## Exercise goal
Produce a verbatim transcription of the records below, beginning at the line containing "Type out the text in this image." and ending at the final line; include only those lines.

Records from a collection
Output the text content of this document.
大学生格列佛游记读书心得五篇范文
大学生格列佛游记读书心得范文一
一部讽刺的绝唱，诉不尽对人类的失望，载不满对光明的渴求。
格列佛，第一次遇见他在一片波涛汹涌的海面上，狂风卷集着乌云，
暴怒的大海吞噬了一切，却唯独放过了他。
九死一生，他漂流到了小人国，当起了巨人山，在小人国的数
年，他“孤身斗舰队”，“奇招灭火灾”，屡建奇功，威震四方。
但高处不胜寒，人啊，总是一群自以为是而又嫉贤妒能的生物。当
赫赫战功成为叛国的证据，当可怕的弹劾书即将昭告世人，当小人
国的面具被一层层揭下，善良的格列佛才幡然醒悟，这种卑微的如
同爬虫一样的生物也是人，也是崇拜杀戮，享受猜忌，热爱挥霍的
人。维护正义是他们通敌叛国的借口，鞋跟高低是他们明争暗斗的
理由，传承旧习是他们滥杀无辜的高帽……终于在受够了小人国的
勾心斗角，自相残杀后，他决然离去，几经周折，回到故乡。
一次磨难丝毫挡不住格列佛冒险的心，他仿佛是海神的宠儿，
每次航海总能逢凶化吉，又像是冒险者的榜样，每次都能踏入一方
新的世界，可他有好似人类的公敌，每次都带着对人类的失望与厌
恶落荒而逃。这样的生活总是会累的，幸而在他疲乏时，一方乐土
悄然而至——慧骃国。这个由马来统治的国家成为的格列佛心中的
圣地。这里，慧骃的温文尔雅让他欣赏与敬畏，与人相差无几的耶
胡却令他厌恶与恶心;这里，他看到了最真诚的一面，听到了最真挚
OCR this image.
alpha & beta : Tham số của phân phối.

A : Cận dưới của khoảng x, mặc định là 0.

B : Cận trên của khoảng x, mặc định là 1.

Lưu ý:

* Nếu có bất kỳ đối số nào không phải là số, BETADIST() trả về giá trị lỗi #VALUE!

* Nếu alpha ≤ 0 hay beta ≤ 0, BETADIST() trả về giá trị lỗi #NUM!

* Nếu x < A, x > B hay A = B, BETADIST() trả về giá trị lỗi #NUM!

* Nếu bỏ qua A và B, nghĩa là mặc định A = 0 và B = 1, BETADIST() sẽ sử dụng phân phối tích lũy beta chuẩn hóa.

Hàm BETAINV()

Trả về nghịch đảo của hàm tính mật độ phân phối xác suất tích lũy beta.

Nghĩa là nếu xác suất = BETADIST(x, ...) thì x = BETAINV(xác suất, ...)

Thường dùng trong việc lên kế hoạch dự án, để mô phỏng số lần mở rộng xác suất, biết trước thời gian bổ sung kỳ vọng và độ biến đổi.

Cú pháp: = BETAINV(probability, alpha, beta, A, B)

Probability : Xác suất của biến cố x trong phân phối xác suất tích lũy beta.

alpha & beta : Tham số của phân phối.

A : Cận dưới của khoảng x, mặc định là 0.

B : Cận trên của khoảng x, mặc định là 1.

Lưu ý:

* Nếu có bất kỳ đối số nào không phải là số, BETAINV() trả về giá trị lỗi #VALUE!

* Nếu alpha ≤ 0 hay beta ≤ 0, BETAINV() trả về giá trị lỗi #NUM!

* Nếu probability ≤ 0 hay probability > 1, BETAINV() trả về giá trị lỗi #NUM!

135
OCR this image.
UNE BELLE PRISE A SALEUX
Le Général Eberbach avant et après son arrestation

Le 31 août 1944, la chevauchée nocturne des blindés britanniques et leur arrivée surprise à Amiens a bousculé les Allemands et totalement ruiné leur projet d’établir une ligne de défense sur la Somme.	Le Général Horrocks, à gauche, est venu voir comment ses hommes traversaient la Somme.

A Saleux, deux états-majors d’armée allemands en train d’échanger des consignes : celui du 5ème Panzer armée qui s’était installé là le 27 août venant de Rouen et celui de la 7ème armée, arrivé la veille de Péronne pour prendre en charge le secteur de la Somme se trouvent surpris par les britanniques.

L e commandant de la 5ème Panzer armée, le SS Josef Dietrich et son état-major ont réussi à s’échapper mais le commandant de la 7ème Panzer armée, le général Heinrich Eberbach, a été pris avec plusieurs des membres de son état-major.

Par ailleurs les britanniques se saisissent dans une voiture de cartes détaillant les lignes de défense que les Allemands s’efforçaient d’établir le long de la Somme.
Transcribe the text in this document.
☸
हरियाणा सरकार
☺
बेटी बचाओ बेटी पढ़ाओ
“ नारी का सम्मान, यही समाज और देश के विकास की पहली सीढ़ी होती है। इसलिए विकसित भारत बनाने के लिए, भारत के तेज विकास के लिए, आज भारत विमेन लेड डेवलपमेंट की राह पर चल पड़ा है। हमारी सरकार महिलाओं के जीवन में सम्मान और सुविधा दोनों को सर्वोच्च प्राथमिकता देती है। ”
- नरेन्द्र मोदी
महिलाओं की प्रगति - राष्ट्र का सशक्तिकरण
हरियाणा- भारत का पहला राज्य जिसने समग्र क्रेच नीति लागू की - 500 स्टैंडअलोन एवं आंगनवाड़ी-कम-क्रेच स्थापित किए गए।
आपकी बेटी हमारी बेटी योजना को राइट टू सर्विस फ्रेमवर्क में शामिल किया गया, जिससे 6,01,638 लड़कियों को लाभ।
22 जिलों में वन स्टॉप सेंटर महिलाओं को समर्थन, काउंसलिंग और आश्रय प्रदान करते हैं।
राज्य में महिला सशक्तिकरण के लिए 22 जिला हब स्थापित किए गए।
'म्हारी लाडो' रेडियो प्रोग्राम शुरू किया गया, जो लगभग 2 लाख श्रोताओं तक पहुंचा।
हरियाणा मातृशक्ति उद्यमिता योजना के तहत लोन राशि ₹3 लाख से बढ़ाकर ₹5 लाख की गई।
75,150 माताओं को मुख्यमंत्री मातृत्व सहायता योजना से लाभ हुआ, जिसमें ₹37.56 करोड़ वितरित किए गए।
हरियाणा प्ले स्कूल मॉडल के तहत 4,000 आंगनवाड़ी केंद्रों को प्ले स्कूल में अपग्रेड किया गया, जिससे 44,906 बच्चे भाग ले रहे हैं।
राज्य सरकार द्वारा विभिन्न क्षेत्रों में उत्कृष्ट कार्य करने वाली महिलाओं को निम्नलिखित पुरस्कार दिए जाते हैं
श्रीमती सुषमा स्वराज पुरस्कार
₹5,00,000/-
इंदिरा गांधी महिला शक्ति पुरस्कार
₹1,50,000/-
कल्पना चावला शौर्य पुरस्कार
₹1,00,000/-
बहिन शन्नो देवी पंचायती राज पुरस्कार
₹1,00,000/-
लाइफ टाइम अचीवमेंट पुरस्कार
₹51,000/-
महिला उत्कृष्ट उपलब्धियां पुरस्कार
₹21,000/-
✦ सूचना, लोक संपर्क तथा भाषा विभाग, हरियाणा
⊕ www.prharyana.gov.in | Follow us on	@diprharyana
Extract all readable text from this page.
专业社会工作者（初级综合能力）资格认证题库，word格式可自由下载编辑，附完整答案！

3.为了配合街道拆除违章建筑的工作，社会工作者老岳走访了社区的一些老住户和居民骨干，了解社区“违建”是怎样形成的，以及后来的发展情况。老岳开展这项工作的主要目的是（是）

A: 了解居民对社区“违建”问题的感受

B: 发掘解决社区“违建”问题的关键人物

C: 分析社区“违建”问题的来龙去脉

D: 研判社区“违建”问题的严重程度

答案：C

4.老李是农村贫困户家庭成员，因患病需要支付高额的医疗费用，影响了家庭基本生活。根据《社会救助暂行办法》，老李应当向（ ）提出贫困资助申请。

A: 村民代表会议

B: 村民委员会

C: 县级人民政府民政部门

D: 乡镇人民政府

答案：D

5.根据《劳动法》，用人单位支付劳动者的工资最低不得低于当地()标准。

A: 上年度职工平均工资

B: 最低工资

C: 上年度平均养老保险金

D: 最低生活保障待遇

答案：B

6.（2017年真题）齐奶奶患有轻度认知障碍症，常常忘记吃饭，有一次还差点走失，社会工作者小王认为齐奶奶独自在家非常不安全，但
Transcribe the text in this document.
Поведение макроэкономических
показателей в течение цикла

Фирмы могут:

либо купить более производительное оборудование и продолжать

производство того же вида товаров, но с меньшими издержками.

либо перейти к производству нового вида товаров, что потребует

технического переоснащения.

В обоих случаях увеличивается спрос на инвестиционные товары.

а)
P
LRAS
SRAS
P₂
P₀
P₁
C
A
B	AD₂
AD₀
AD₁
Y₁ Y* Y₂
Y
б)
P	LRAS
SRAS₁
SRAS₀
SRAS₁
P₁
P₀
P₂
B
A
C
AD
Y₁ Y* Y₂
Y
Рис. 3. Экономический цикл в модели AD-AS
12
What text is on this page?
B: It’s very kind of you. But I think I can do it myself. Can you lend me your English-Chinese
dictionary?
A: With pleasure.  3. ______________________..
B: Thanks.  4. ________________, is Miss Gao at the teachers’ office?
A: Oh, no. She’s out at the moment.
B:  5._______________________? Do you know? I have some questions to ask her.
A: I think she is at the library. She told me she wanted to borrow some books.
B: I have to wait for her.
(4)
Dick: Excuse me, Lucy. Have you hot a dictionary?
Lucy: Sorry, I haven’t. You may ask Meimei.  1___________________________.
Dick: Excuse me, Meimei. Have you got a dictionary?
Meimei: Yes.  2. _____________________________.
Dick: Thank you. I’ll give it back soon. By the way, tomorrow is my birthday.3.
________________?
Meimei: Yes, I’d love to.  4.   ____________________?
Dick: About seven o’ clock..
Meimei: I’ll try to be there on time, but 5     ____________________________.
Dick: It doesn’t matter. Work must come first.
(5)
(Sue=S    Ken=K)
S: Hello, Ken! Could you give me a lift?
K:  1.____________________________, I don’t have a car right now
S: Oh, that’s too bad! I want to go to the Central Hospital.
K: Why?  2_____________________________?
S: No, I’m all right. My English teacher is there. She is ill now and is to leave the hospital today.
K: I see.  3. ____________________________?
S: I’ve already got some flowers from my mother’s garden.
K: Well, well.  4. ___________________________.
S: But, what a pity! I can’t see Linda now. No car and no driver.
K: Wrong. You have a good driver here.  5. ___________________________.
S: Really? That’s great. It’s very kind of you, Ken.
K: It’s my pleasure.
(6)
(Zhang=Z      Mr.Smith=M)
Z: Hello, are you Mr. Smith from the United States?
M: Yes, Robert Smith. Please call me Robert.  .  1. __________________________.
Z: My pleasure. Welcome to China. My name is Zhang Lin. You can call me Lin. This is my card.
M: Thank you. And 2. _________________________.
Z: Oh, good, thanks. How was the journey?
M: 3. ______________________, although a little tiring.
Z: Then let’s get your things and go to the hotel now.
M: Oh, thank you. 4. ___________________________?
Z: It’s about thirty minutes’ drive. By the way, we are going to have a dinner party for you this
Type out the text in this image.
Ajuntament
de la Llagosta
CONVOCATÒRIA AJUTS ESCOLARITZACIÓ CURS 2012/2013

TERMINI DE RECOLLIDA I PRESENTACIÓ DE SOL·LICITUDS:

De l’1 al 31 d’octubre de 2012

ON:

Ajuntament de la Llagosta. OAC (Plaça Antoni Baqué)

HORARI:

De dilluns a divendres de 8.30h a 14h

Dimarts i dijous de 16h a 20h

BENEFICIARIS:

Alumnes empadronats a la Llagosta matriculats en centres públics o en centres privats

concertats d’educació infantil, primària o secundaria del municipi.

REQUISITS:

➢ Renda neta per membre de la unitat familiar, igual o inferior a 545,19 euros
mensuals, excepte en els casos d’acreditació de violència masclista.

## The result
Type out the text in this image.
Ajuntament
de la Llagosta
CONVOCATÒRIA AJUTS ESCOLARITZACIÓ CURS 2012/2013

TERMINI DE RECOLLIDA I PRESENTACIÓ DE SOL·LICITUDS:

De l’1 al 31 d’octubre de 2012

ON:

Ajuntament de la Llagosta. OAC (Plaça Antoni Baqué)

HORARI:

De dilluns a divendres de 8.30h a 14h

Dimarts i dijous de 16h a 20h

BENEFICIARIS:

Alumnes empadronats a la Llagosta matriculats en centres públics o en centres privats

concertats d’educació infantil, primària o secundaria del municipi.

REQUISITS:

➢ Renda neta per membre de la unitat familiar, igual o inferior a 545,19 euros
mensuals, excepte en els casos d’acreditació de violència masclista.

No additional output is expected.